> _REQUIREMENTS_: Omit images. Retype all entries verbatim.

> _Stored items_:

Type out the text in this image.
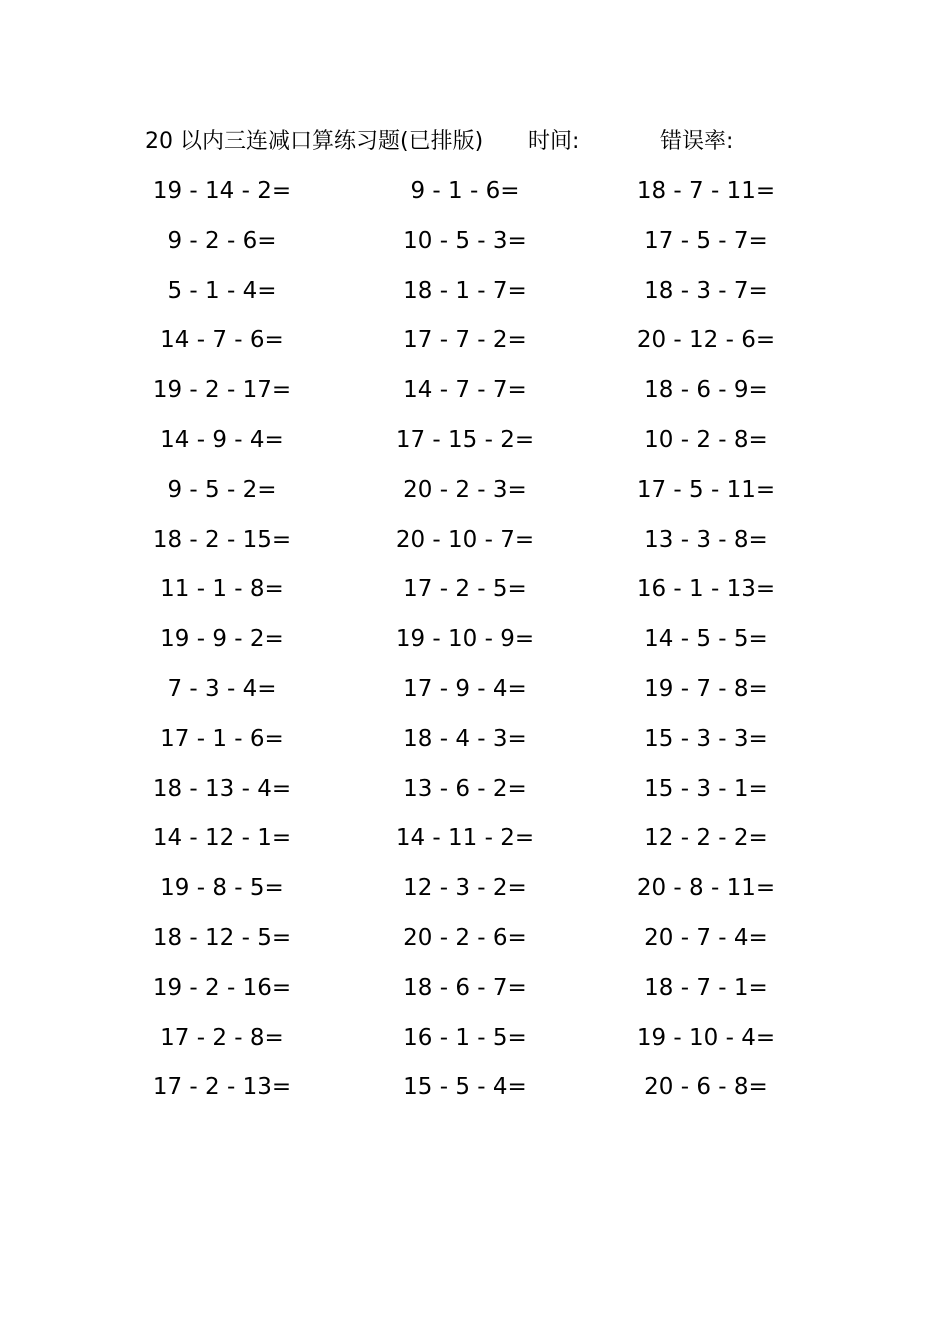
20 以内三连减口算练习题(已排版) 时间:	错误率:
19 - 14 - 2=	9 - 1 - 6=	18 - 7 - 11=
9 - 2 - 6=	10 - 5 - 3=	17 - 5 - 7=
5 - 1 - 4=	18 - 1 - 7=	18 - 3 - 7=
14 - 7 - 6=	17 - 7 - 2=	20 - 12 - 6=
19 - 2 - 17=	14 - 7 - 7=	18 - 6 - 9=
14 - 9 - 4=	17 - 15 - 2=	10 - 2 - 8=
9 - 5 - 2=	20 - 2 - 3=	17 - 5 - 11=
18 - 2 - 15=	20 - 10 - 7=	13 - 3 - 8=
11 - 1 - 8=	17 - 2 - 5=	16 - 1 - 13=
19 - 9 - 2=	19 - 10 - 9=	14 - 5 - 5=
7 - 3 - 4=	17 - 9 - 4=	19 - 7 - 8=
17 - 1 - 6=	18 - 4 - 3=	15 - 3 - 3=
18 - 13 - 4=	13 - 6 - 2=	15 - 3 - 1=
14 - 12 - 1=	14 - 11 - 2=	12 - 2 - 2=
19 - 8 - 5=	12 - 3 - 2=	20 - 8 - 11=
18 - 12 - 5=	20 - 2 - 6=	20 - 7 - 4=
19 - 2 - 16=	18 - 6 - 7=	18 - 7 - 1=
17 - 2 - 8=	16 - 1 - 5=	19 - 10 - 4=
17 - 2 - 13=	15 - 5 - 4=	20 - 6 - 8=
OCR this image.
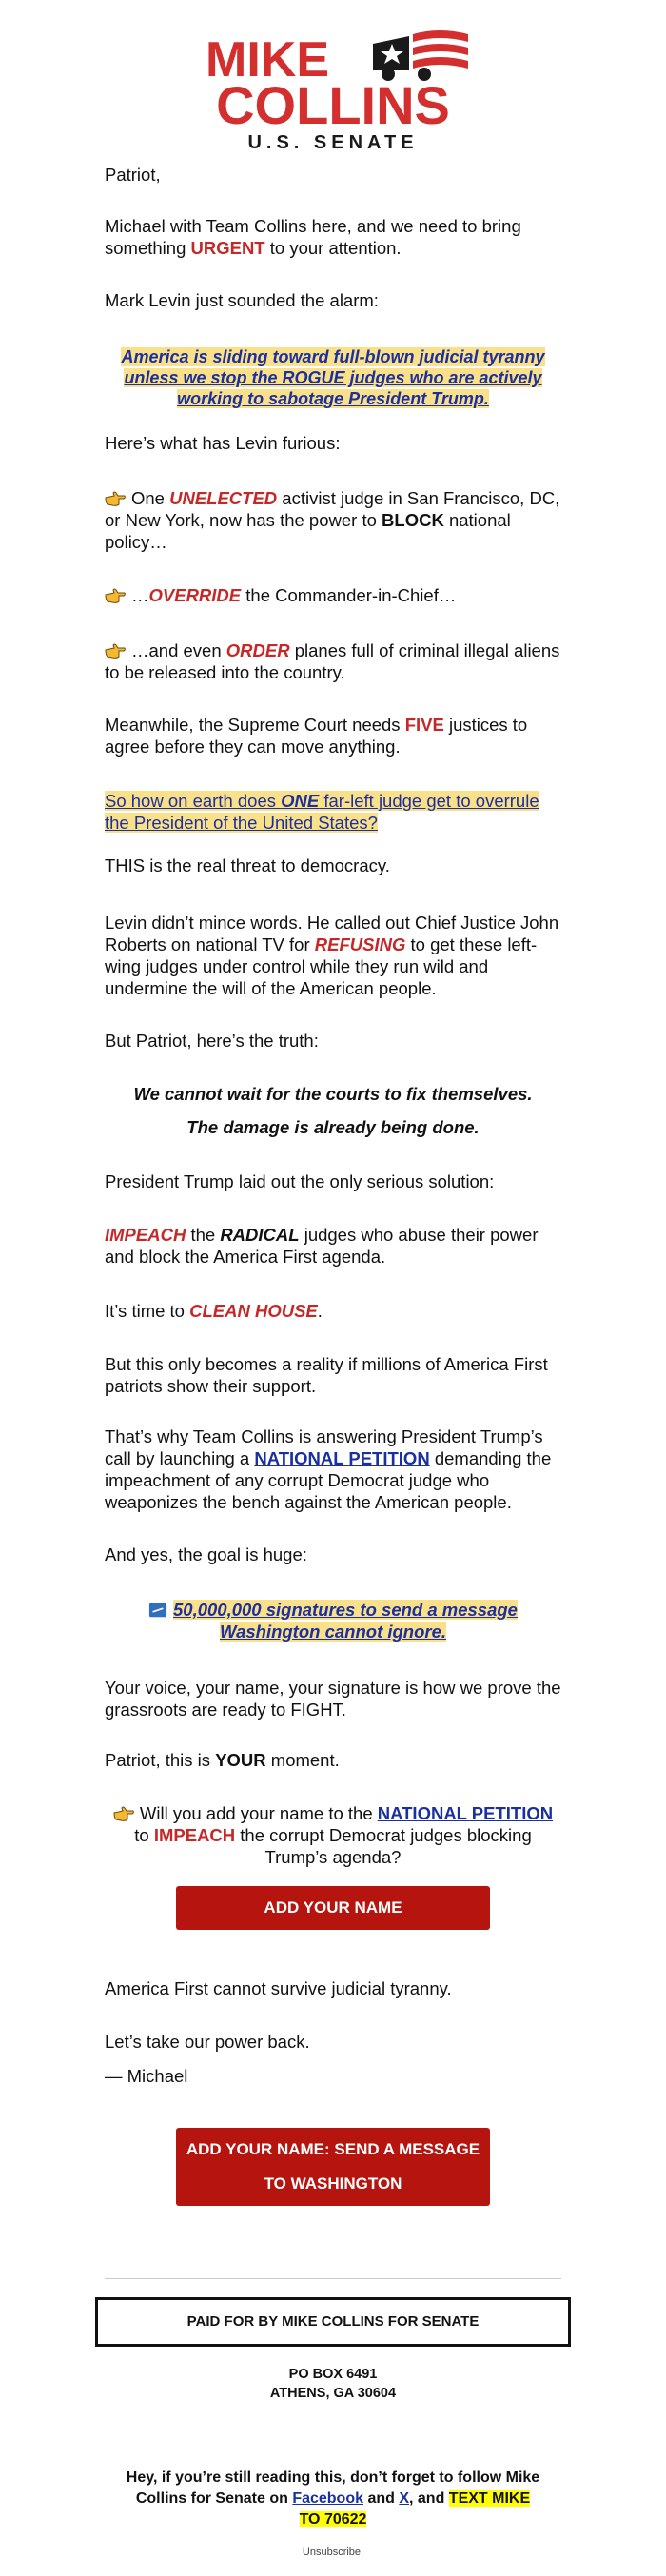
MIKE
COLLINS
U.S. SENATE

Patriot,

Michael with Team Collins here, and we need to bring something URGENT to your attention.

Mark Levin just sounded the alarm:

America is sliding toward full-blown judicial tyranny unless we stop the ROGUE judges who are actively working to sabotage President Trump.

Here’s what has Levin furious:

One UNELECTED activist judge in San Francisco, DC, or New York, now has the power to BLOCK national policy…

…OVERRIDE the Commander-in-Chief…

…and even ORDER planes full of criminal illegal aliens to be released into the country.

Meanwhile, the Supreme Court needs FIVE justices to agree before they can move anything.

So how on earth does ONE far-left judge get to overrule the President of the United States?

THIS is the real threat to democracy.

Levin didn’t mince words. He called out Chief Justice John Roberts on national TV for REFUSING to get these left-wing judges under control while they run wild and undermine the will of the American people.

But Patriot, here’s the truth:

We cannot wait for the courts to fix themselves.

The damage is already being done.

President Trump laid out the only serious solution:

IMPEACH the RADICAL judges who abuse their power and block the America First agenda.

It’s time to CLEAN HOUSE.

But this only becomes a reality if millions of America First patriots show their support.

That’s why Team Collins is answering President Trump’s call by launching a NATIONAL PETITION demanding the impeachment of any corrupt Democrat judge who weaponizes the bench against the American people.

And yes, the goal is huge:

50,000,000 signatures to send a message Washington cannot ignore.

Your voice, your name, your signature is how we prove the grassroots are ready to FIGHT.

Patriot, this is YOUR moment.

Will you add your name to the NATIONAL PETITION to IMPEACH the corrupt Democrat judges blocking Trump’s agenda?

America First cannot survive judicial tyranny.

Let’s take our power back.

— Michael

ADD YOUR NAME
ADD YOUR NAME: SEND A MESSAGE TO WASHINGTON
PAID FOR BY MIKE COLLINS FOR SENATE
PO BOX 6491
ATHENS, GA 30604
Hey, if you’re still reading this, don’t forget to follow Mike Collins for Senate on Facebook and X, and TEXT MIKE TO 70622
Unsubscribe.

> _ANSWER_:
Type out the text in this image.
20 以内三连减口算练习题(已排版) 时间:	错误率:
19 - 14 - 2=	9 - 1 - 6=	18 - 7 - 11=
9 - 2 - 6=	10 - 5 - 3=	17 - 5 - 7=
5 - 1 - 4=	18 - 1 - 7=	18 - 3 - 7=
14 - 7 - 6=	17 - 7 - 2=	20 - 12 - 6=
19 - 2 - 17=	14 - 7 - 7=	18 - 6 - 9=
14 - 9 - 4=	17 - 15 - 2=	10 - 2 - 8=
9 - 5 - 2=	20 - 2 - 3=	17 - 5 - 11=
18 - 2 - 15=	20 - 10 - 7=	13 - 3 - 8=
11 - 1 - 8=	17 - 2 - 5=	16 - 1 - 13=
19 - 9 - 2=	19 - 10 - 9=	14 - 5 - 5=
7 - 3 - 4=	17 - 9 - 4=	19 - 7 - 8=
17 - 1 - 6=	18 - 4 - 3=	15 - 3 - 3=
18 - 13 - 4=	13 - 6 - 2=	15 - 3 - 1=
14 - 12 - 1=	14 - 11 - 2=	12 - 2 - 2=
19 - 8 - 5=	12 - 3 - 2=	20 - 8 - 11=
18 - 12 - 5=	20 - 2 - 6=	20 - 7 - 4=
19 - 2 - 16=	18 - 6 - 7=	18 - 7 - 1=
17 - 2 - 8=	16 - 1 - 5=	19 - 10 - 4=
17 - 2 - 13=	15 - 5 - 4=	20 - 6 - 8=
OCR this image.
MIKE
COLLINS
U.S. SENATE

Patriot,

Michael with Team Collins here, and we need to bring something URGENT to your attention.

Mark Levin just sounded the alarm:

America is sliding toward full-blown judicial tyranny unless we stop the ROGUE judges who are actively working to sabotage President Trump.

Here’s what has Levin furious:

One UNELECTED activist judge in San Francisco, DC, or New York, now has the power to BLOCK national policy…

…OVERRIDE the Commander-in-Chief…

…and even ORDER planes full of criminal illegal aliens to be released into the country.

Meanwhile, the Supreme Court needs FIVE justices to agree before they can move anything.

So how on earth does ONE far-left judge get to overrule the President of the United States?

THIS is the real threat to democracy.

Levin didn’t mince words. He called out Chief Justice John Roberts on national TV for REFUSING to get these left-wing judges under control while they run wild and undermine the will of the American people.

But Patriot, here’s the truth:

We cannot wait for the courts to fix themselves.

The damage is already being done.

President Trump laid out the only serious solution:

IMPEACH the RADICAL judges who abuse their power and block the America First agenda.

It’s time to CLEAN HOUSE.

But this only becomes a reality if millions of America First patriots show their support.

That’s why Team Collins is answering President Trump’s call by launching a NATIONAL PETITION demanding the impeachment of any corrupt Democrat judge who weaponizes the bench against the American people.

And yes, the goal is huge:

50,000,000 signatures to send a message Washington cannot ignore.

Your voice, your name, your signature is how we prove the grassroots are ready to FIGHT.

Patriot, this is YOUR moment.

Will you add your name to the NATIONAL PETITION to IMPEACH the corrupt Democrat judges blocking Trump’s agenda?

America First cannot survive judicial tyranny.

Let’s take our power back.

— Michael

ADD YOUR NAME
ADD YOUR NAME: SEND A MESSAGE TO WASHINGTON
PAID FOR BY MIKE COLLINS FOR SENATE
PO BOX 6491
ATHENS, GA 30604
Hey, if you’re still reading this, don’t forget to follow Mike Collins for Senate on Facebook and X, and TEXT MIKE TO 70622
Unsubscribe.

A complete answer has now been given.